-------- LISTED RECORDS --------

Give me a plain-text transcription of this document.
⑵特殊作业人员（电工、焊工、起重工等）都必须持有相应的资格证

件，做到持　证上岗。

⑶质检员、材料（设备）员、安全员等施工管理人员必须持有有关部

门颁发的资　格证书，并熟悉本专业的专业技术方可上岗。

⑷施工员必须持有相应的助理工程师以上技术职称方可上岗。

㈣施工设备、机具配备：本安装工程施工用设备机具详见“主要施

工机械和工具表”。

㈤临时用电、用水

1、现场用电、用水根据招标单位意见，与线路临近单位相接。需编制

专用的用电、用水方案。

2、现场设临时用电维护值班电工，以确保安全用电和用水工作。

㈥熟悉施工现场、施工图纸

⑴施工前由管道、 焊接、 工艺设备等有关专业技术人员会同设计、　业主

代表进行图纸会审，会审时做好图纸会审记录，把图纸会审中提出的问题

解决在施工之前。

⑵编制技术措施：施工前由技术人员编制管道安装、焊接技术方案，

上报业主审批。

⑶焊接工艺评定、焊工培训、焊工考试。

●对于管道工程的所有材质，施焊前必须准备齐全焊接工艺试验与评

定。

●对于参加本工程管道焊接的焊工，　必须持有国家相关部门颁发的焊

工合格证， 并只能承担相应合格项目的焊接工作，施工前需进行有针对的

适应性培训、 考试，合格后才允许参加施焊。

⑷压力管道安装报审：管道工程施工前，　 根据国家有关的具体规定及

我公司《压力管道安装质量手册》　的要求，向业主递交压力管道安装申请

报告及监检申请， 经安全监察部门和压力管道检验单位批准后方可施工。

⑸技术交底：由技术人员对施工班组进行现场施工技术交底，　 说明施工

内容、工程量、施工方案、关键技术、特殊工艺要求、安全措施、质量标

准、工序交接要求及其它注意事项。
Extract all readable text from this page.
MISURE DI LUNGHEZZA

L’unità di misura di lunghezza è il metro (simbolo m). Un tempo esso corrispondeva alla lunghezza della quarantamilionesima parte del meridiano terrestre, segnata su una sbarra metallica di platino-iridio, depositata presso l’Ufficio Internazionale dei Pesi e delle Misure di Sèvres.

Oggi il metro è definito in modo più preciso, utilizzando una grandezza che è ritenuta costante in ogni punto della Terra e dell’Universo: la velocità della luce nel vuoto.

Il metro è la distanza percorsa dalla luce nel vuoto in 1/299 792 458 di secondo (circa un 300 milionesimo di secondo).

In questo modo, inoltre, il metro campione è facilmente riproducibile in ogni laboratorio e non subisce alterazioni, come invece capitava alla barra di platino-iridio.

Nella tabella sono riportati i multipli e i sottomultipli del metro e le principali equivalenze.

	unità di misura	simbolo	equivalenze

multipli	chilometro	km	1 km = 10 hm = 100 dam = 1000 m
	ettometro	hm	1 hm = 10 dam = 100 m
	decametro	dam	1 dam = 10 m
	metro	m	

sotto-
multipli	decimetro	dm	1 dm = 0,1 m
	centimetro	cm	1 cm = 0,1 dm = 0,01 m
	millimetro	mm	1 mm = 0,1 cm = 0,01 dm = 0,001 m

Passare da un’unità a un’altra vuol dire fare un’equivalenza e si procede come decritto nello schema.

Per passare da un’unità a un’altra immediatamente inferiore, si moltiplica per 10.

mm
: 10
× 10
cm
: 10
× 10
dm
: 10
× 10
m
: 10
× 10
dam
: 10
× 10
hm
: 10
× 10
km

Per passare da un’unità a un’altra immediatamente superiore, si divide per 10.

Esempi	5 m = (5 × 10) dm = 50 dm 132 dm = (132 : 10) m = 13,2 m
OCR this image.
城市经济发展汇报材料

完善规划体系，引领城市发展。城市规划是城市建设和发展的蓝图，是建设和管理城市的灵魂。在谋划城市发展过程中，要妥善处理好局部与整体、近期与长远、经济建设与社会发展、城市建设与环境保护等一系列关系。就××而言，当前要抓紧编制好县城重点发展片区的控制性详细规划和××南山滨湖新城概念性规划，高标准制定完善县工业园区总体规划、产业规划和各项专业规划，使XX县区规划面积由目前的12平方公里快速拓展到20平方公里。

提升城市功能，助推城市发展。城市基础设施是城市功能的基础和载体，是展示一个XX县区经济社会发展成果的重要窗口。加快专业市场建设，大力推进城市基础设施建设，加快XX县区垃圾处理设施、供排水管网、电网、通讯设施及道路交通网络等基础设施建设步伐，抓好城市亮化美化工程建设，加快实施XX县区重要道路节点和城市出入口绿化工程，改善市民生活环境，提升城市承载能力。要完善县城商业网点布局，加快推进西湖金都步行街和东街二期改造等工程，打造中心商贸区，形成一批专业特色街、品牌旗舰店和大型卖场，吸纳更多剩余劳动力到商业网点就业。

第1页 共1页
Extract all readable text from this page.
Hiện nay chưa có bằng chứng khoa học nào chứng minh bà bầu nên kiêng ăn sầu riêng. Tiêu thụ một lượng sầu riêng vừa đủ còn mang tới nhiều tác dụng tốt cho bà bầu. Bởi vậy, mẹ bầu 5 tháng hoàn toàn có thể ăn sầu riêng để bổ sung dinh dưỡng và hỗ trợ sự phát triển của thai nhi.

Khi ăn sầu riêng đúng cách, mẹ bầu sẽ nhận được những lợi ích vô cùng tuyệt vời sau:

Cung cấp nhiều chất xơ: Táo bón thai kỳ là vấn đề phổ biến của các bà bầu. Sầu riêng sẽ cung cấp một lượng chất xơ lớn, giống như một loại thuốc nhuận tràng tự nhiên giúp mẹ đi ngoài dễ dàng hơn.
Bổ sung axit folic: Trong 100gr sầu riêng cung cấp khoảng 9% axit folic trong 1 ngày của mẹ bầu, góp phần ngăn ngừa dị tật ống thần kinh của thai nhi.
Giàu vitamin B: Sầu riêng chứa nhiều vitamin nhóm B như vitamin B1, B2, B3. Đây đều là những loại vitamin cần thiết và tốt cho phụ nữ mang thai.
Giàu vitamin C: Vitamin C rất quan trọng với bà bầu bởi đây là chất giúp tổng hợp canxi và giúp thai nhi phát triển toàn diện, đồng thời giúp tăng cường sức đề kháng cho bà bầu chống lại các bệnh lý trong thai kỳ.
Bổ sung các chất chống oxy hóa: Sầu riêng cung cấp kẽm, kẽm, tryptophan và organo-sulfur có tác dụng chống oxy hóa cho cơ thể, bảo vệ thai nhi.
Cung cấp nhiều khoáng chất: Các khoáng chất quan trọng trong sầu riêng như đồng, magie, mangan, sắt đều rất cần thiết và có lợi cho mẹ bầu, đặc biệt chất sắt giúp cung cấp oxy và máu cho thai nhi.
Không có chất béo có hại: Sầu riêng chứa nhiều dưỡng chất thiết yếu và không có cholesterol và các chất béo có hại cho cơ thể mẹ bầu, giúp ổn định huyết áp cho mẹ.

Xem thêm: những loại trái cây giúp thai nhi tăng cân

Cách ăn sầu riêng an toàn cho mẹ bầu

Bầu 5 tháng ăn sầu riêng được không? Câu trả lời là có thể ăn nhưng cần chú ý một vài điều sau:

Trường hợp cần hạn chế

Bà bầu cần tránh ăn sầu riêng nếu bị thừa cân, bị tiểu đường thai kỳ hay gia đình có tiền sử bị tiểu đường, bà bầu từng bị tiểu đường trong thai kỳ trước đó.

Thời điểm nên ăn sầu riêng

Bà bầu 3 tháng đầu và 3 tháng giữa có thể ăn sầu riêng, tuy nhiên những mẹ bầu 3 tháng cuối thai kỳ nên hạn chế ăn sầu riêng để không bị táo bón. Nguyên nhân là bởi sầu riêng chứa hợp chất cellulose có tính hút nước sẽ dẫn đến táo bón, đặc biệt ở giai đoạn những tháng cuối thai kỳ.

--------

The records above should be restated word for word, please.

§ **TASK RESULT**
Give me a plain-text transcription of this document.
⑵特殊作业人员（电工、焊工、起重工等）都必须持有相应的资格证

件，做到持　证上岗。

⑶质检员、材料（设备）员、安全员等施工管理人员必须持有有关部

门颁发的资　格证书，并熟悉本专业的专业技术方可上岗。

⑷施工员必须持有相应的助理工程师以上技术职称方可上岗。

㈣施工设备、机具配备：本安装工程施工用设备机具详见“主要施

工机械和工具表”。

㈤临时用电、用水

1、现场用电、用水根据招标单位意见，与线路临近单位相接。需编制

专用的用电、用水方案。

2、现场设临时用电维护值班电工，以确保安全用电和用水工作。

㈥熟悉施工现场、施工图纸

⑴施工前由管道、 焊接、 工艺设备等有关专业技术人员会同设计、　业主

代表进行图纸会审，会审时做好图纸会审记录，把图纸会审中提出的问题

解决在施工之前。

⑵编制技术措施：施工前由技术人员编制管道安装、焊接技术方案，

上报业主审批。

⑶焊接工艺评定、焊工培训、焊工考试。

●对于管道工程的所有材质，施焊前必须准备齐全焊接工艺试验与评

定。

●对于参加本工程管道焊接的焊工，　必须持有国家相关部门颁发的焊

工合格证， 并只能承担相应合格项目的焊接工作，施工前需进行有针对的

适应性培训、 考试，合格后才允许参加施焊。

⑷压力管道安装报审：管道工程施工前，　 根据国家有关的具体规定及

我公司《压力管道安装质量手册》　的要求，向业主递交压力管道安装申请

报告及监检申请， 经安全监察部门和压力管道检验单位批准后方可施工。

⑸技术交底：由技术人员对施工班组进行现场施工技术交底，　 说明施工

内容、工程量、施工方案、关键技术、特殊工艺要求、安全措施、质量标

准、工序交接要求及其它注意事项。
Extract all readable text from this page.
MISURE DI LUNGHEZZA

L’unità di misura di lunghezza è il metro (simbolo m). Un tempo esso corrispondeva alla lunghezza della quarantamilionesima parte del meridiano terrestre, segnata su una sbarra metallica di platino-iridio, depositata presso l’Ufficio Internazionale dei Pesi e delle Misure di Sèvres.

Oggi il metro è definito in modo più preciso, utilizzando una grandezza che è ritenuta costante in ogni punto della Terra e dell’Universo: la velocità della luce nel vuoto.

Il metro è la distanza percorsa dalla luce nel vuoto in 1/299 792 458 di secondo (circa un 300 milionesimo di secondo).

In questo modo, inoltre, il metro campione è facilmente riproducibile in ogni laboratorio e non subisce alterazioni, come invece capitava alla barra di platino-iridio.

Nella tabella sono riportati i multipli e i sottomultipli del metro e le principali equivalenze.

	unità di misura	simbolo	equivalenze

multipli	chilometro	km	1 km = 10 hm = 100 dam = 1000 m
	ettometro	hm	1 hm = 10 dam = 100 m
	decametro	dam	1 dam = 10 m
	metro	m	

sotto-
multipli	decimetro	dm	1 dm = 0,1 m
	centimetro	cm	1 cm = 0,1 dm = 0,01 m
	millimetro	mm	1 mm = 0,1 cm = 0,01 dm = 0,001 m

Passare da un’unità a un’altra vuol dire fare un’equivalenza e si procede come decritto nello schema.

Per passare da un’unità a un’altra immediatamente inferiore, si moltiplica per 10.

mm
: 10
× 10
cm
: 10
× 10
dm
: 10
× 10
m
: 10
× 10
dam
: 10
× 10
hm
: 10
× 10
km

Per passare da un’unità a un’altra immediatamente superiore, si divide per 10.

Esempi	5 m = (5 × 10) dm = 50 dm 132 dm = (132 : 10) m = 13,2 m
OCR this image.
城市经济发展汇报材料

完善规划体系，引领城市发展。城市规划是城市建设和发展的蓝图，是建设和管理城市的灵魂。在谋划城市发展过程中，要妥善处理好局部与整体、近期与长远、经济建设与社会发展、城市建设与环境保护等一系列关系。就××而言，当前要抓紧编制好县城重点发展片区的控制性详细规划和××南山滨湖新城概念性规划，高标准制定完善县工业园区总体规划、产业规划和各项专业规划，使XX县区规划面积由目前的12平方公里快速拓展到20平方公里。

提升城市功能，助推城市发展。城市基础设施是城市功能的基础和载体，是展示一个XX县区经济社会发展成果的重要窗口。加快专业市场建设，大力推进城市基础设施建设，加快XX县区垃圾处理设施、供排水管网、电网、通讯设施及道路交通网络等基础设施建设步伐，抓好城市亮化美化工程建设，加快实施XX县区重要道路节点和城市出入口绿化工程，改善市民生活环境，提升城市承载能力。要完善县城商业网点布局，加快推进西湖金都步行街和东街二期改造等工程，打造中心商贸区，形成一批专业特色街、品牌旗舰店和大型卖场，吸纳更多剩余劳动力到商业网点就业。

第1页 共1页
Extract all readable text from this page.
Hiện nay chưa có bằng chứng khoa học nào chứng minh bà bầu nên kiêng ăn sầu riêng. Tiêu thụ một lượng sầu riêng vừa đủ còn mang tới nhiều tác dụng tốt cho bà bầu. Bởi vậy, mẹ bầu 5 tháng hoàn toàn có thể ăn sầu riêng để bổ sung dinh dưỡng và hỗ trợ sự phát triển của thai nhi.

Khi ăn sầu riêng đúng cách, mẹ bầu sẽ nhận được những lợi ích vô cùng tuyệt vời sau:

Cung cấp nhiều chất xơ: Táo bón thai kỳ là vấn đề phổ biến của các bà bầu. Sầu riêng sẽ cung cấp một lượng chất xơ lớn, giống như một loại thuốc nhuận tràng tự nhiên giúp mẹ đi ngoài dễ dàng hơn.
Bổ sung axit folic: Trong 100gr sầu riêng cung cấp khoảng 9% axit folic trong 1 ngày của mẹ bầu, góp phần ngăn ngừa dị tật ống thần kinh của thai nhi.
Giàu vitamin B: Sầu riêng chứa nhiều vitamin nhóm B như vitamin B1, B2, B3. Đây đều là những loại vitamin cần thiết và tốt cho phụ nữ mang thai.
Giàu vitamin C: Vitamin C rất quan trọng với bà bầu bởi đây là chất giúp tổng hợp canxi và giúp thai nhi phát triển toàn diện, đồng thời giúp tăng cường sức đề kháng cho bà bầu chống lại các bệnh lý trong thai kỳ.
Bổ sung các chất chống oxy hóa: Sầu riêng cung cấp kẽm, kẽm, tryptophan và organo-sulfur có tác dụng chống oxy hóa cho cơ thể, bảo vệ thai nhi.
Cung cấp nhiều khoáng chất: Các khoáng chất quan trọng trong sầu riêng như đồng, magie, mangan, sắt đều rất cần thiết và có lợi cho mẹ bầu, đặc biệt chất sắt giúp cung cấp oxy và máu cho thai nhi.
Không có chất béo có hại: Sầu riêng chứa nhiều dưỡng chất thiết yếu và không có cholesterol và các chất béo có hại cho cơ thể mẹ bầu, giúp ổn định huyết áp cho mẹ.

Xem thêm: những loại trái cây giúp thai nhi tăng cân

Cách ăn sầu riêng an toàn cho mẹ bầu

Bầu 5 tháng ăn sầu riêng được không? Câu trả lời là có thể ăn nhưng cần chú ý một vài điều sau:

Trường hợp cần hạn chế

Bà bầu cần tránh ăn sầu riêng nếu bị thừa cân, bị tiểu đường thai kỳ hay gia đình có tiền sử bị tiểu đường, bà bầu từng bị tiểu đường trong thai kỳ trước đó.

Thời điểm nên ăn sầu riêng

Bà bầu 3 tháng đầu và 3 tháng giữa có thể ăn sầu riêng, tuy nhiên những mẹ bầu 3 tháng cuối thai kỳ nên hạn chế ăn sầu riêng để không bị táo bón. Nguyên nhân là bởi sầu riêng chứa hợp chất cellulose có tính hút nước sẽ dẫn đến táo bón, đặc biệt ở giai đoạn những tháng cuối thai kỳ.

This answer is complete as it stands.